>>>>>

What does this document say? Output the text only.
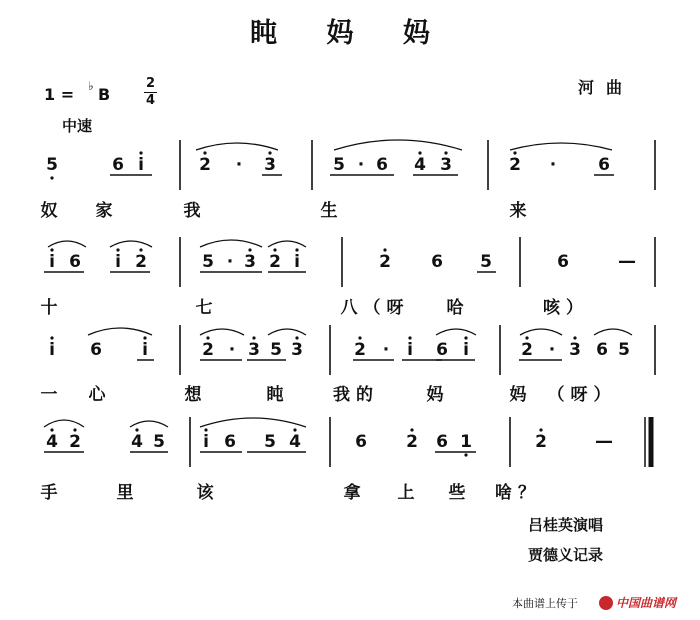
盹 妈 妈
1 = ♭ B
2
4
中速
河曲
5	6 i	2 · 3	5 · 6 4 3	2 · 6
奴 家	我	生	来
i 6 i 2	5 · 3 2 i	2 6 5	6	—
十	七	八（呀 哈	咳）
i 6 i	2 · 3 5 3	2 · i 6 i	2 · 3 6 5
一 心	想	盹	我的	妈	妈 （呀）
4 2	4 5 i 6 5 4	6 2 6 1	2	—
手	里	该	拿 上 些 啥？
吕桂英演唱
贾德义记录
本曲谱上传于	中国曲谱网
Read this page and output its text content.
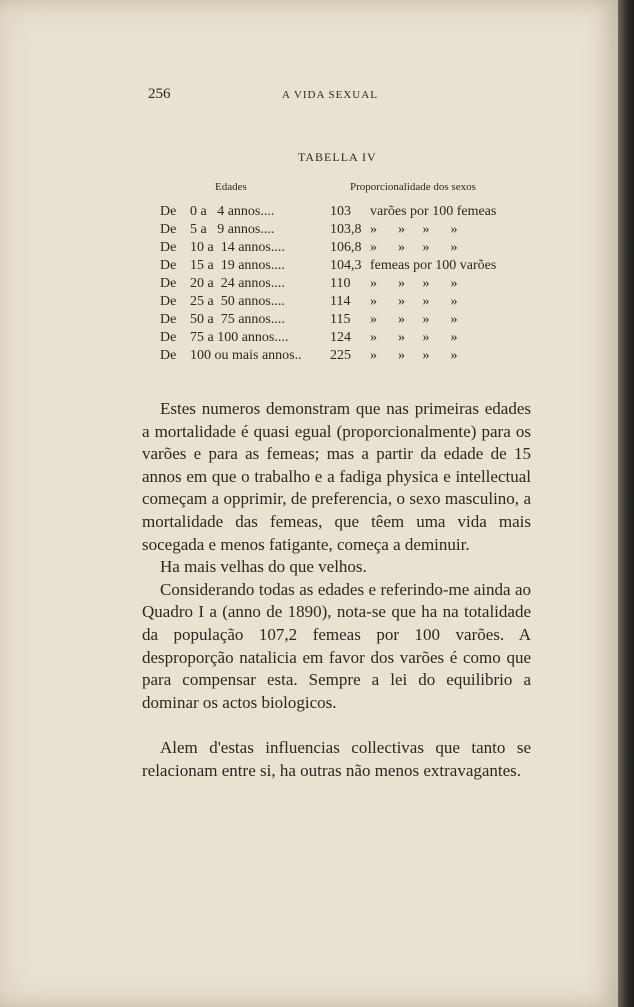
256	A VIDA SEXUAL
TABELLA IV
Edades	Proporcionalidade dos sexos
De 0 a   4 annos....	103 varões por 100 femeas
De 5 a   9 annos....	103,8 »      »     »      »
De 10 a  14 annos....	106,8 »      »     »      »
De 15 a  19 annos....	104,3 femeas por 100 varões
De 20 a  24 annos....	110 »      »     »      »
De 25 a  50 annos....	114 »      »     »      »
De 50 a  75 annos....	115 »      »     »      »
De 75 a 100 annos....	124 »      »     »      »
De 100 ou mais annos.. 225 »      »     »      »

Estes numeros demonstram que nas primeiras edades a mortalidade é quasi egual (proporcionalmente) para os varões e para as femeas; mas a partir da edade de 15 annos em que o trabalho e a fadiga physica e intellectual começam a opprimir, de preferencia, o sexo masculino, a mortalidade das femeas, que têem uma vida mais socegada e menos fatigante, começa a deminuir.

Ha mais velhas do que velhos.

Considerando todas as edades e referindo-me ainda ao Quadro I a (anno de 1890), nota-se que ha na totalidade da população 107,2 femeas por 100 varões. A desproporção natalicia em favor dos varões é como que para compensar esta. Sempre a lei do equilibrio a dominar os actos biologicos.

Alem d'estas influencias collectivas que tanto se relacionam entre si, ha outras não menos extravagantes.
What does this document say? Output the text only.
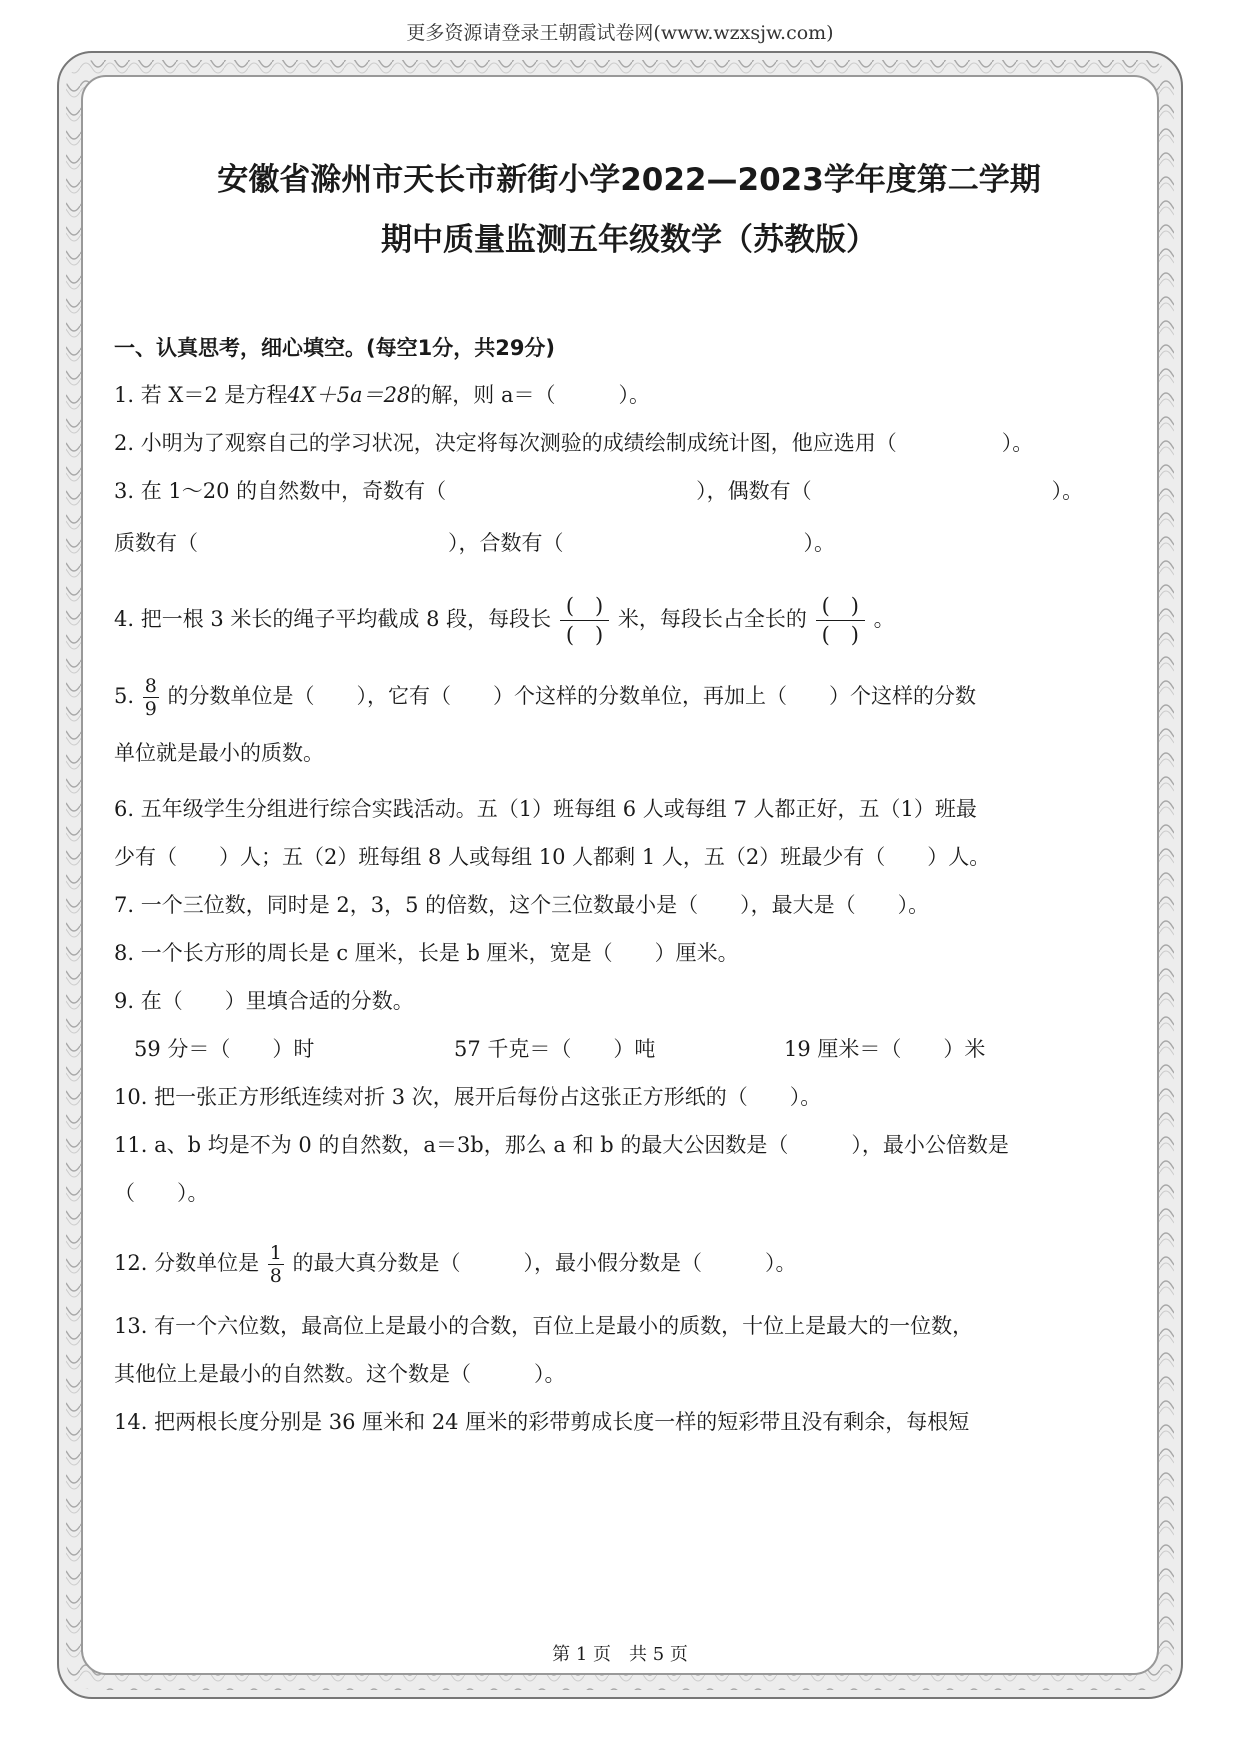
更多资源请登录王朝霞试卷网(www.wzxsjw.com)
安徽省滁州市天长市新街小学2022—2023学年度第二学期
期中质量监测五年级数学（苏教版）
一、认真思考，细心填空。(每空1分，共29分)
1. 若 X＝2 是方程4X＋5a＝28的解，则 a＝（　　　）。
2. 小明为了观察自己的学习状况，决定将每次测验的成绩绘制成统计图，他应选用（　　　　　）。
3. 在 1～20 的自然数中，奇数有（	），偶数有（	）。
质数有（	），合数有（	）。
4. 把一根 3 米长的绳子平均截成 8 段，每段长 $\frac{( )}{( )}$ 米，每段长占全长的 $\frac{( )}{( )}$ 。
5. $\frac{8}{9}$ 的分数单位是（　　），它有（　　）个这样的分数单位，再加上（　　）个这样的分数
单位就是最小的质数。
6. 五年级学生分组进行综合实践活动。五（1）班每组 6 人或每组 7 人都正好，五（1）班最
少有（　　）人；五（2）班每组 8 人或每组 10 人都剩 1 人，五（2）班最少有（　　）人。
7. 一个三位数，同时是 2，3，5 的倍数，这个三位数最小是（　　），最大是（　　）。
8. 一个长方形的周长是 c 厘米，长是 b 厘米，宽是（　　）厘米。
9. 在（　　）里填合适的分数。
59 分＝（　　）时	57 千克＝（　　）吨	19 厘米＝（　　）米
10. 把一张正方形纸连续对折 3 次，展开后每份占这张正方形纸的（　　）。
11. a、b 均是不为 0 的自然数，a＝3b，那么 a 和 b 的最大公因数是（　　　），最小公倍数是
（　　）。
12. 分数单位是 $\frac{1}{8}$ 的最大真分数是（　　　），最小假分数是（　　　）。
13. 有一个六位数，最高位上是最小的合数，百位上是最小的质数，十位上是最大的一位数，
其他位上是最小的自然数。这个数是（　　　）。
14. 把两根长度分别是 36 厘米和 24 厘米的彩带剪成长度一样的短彩带且没有剩余，每根短
第 1 页　共 5 页
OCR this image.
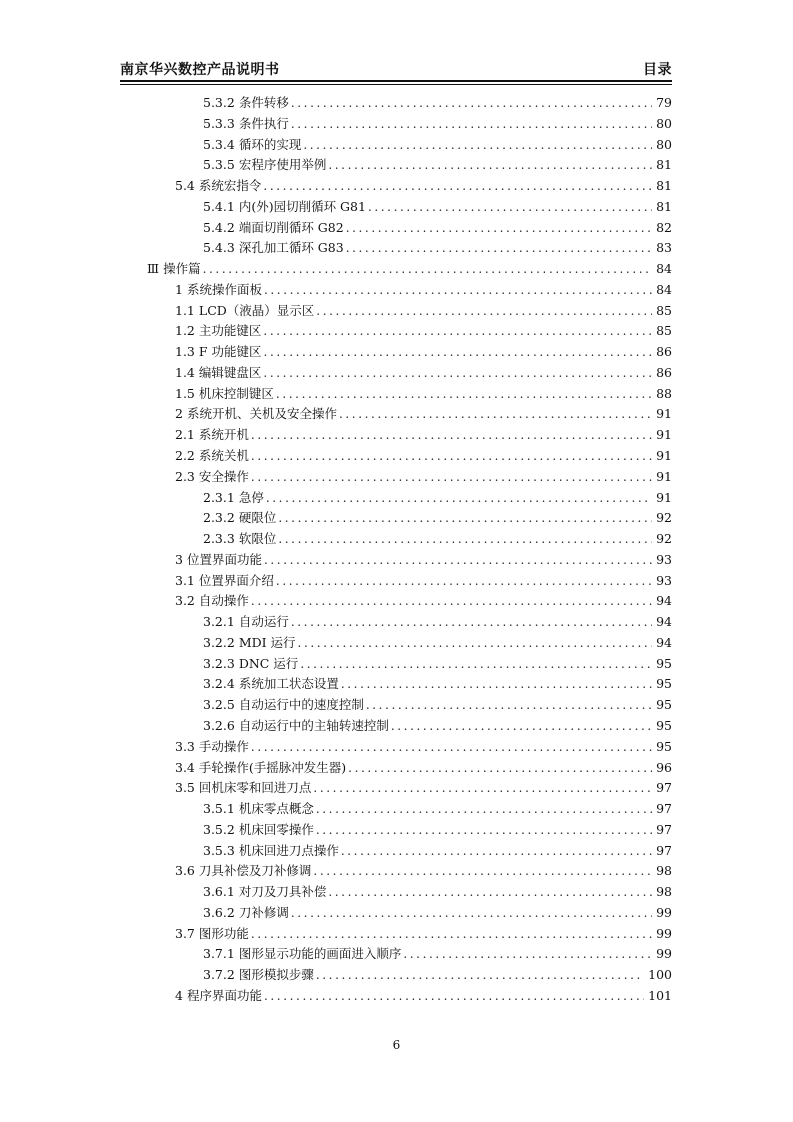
南京华兴数控产品说明书	目录
5.3.2 条件转移 .....	79
5.3.3 条件执行 .....	80
5.3.4 循环的实现 .....	80
5.3.5 宏程序使用举例 .....	81
5.4 系统宏指令 .....	81
5.4.1 内(外)园切削循环 G81 .....	81
5.4.2 端面切削循环 G82 .....	82
5.4.3 深孔加工循环 G83 .....	83
Ⅲ 操作篇 .....	84
1 系统操作面板 .....	84
1.1 LCD（液晶）显示区 .....	85
1.2 主功能键区 .....	85
1.3 F 功能键区 .....	86
1.4 编辑键盘区 .....	86
1.5 机床控制键区 .....	88
2 系统开机、关机及安全操作 .....	91
2.1 系统开机 .....	91
2.2 系统关机 .....	91
2.3 安全操作 .....	91
2.3.1 急停 .....	91
2.3.2 硬限位 .....	92
2.3.3 软限位 .....	92
3 位置界面功能 .....	93
3.1 位置界面介绍 .....	93
3.2 自动操作 .....	94
3.2.1 自动运行 .....	94
3.2.2 MDI 运行 .....	94
3.2.3 DNC 运行 .....	95
3.2.4 系统加工状态设置 .....	95
3.2.5 自动运行中的速度控制 .....	95
3.2.6 自动运行中的主轴转速控制 .....	95
3.3 手动操作 .....	95
3.4 手轮操作(手摇脉冲发生器) .....	96
3.5 回机床零和回进刀点 .....	97
3.5.1 机床零点概念 .....	97
3.5.2 机床回零操作 .....	97
3.5.3 机床回进刀点操作 .....	97
3.6 刀具补偿及刀补修调 .....	98
3.6.1 对刀及刀具补偿 .....	98
3.6.2 刀补修调 .....	99
3.7 图形功能 .....	99
3.7.1 图形显示功能的画面进入顺序 .....	99
3.7.2 图形模拟步骤 .....	100
4 程序界面功能 .....	101
6
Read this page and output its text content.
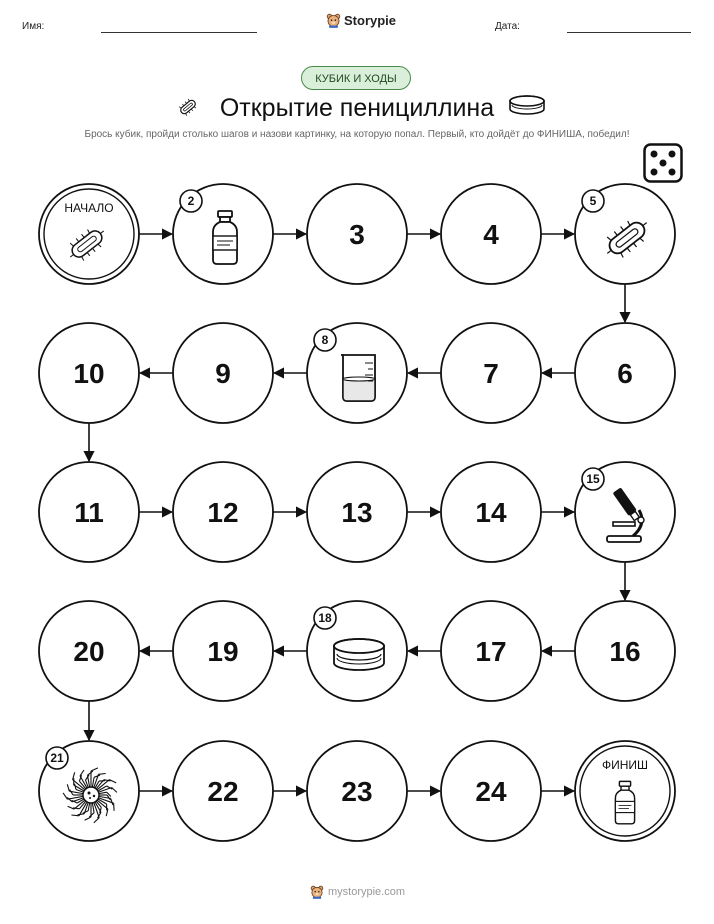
Имя:	Storypie	Дата:
КУБИК И ХОДЫ
Открытие пенициллина
Брось кубик, пройди столько шагов и назови картинку, на которую попал. Первый, кто дойдёт до ФИНИША, победил!
НАЧАЛО	2
3	4
5
6
7
8
9
10
11	12	13	14
15
16
17
18
19
20
21
22	23	24
ФИНИШ
mystorypie.com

<<<<<

All lines above with "frac" in them should be returned.

4. 把一根 3 米长的绳子平均截成 8 段，每段长 $\frac{( )}{( )}$ 米，每段长占全长的 $\frac{( )}{( )}$ 。
5. $\frac{8}{9}$ 的分数单位是（　　），它有（　　）个这样的分数单位，再加上（　　）个这样的分数
12. 分数单位是 $\frac{1}{8}$ 的最大真分数是（　　　），最小假分数是（　　　）。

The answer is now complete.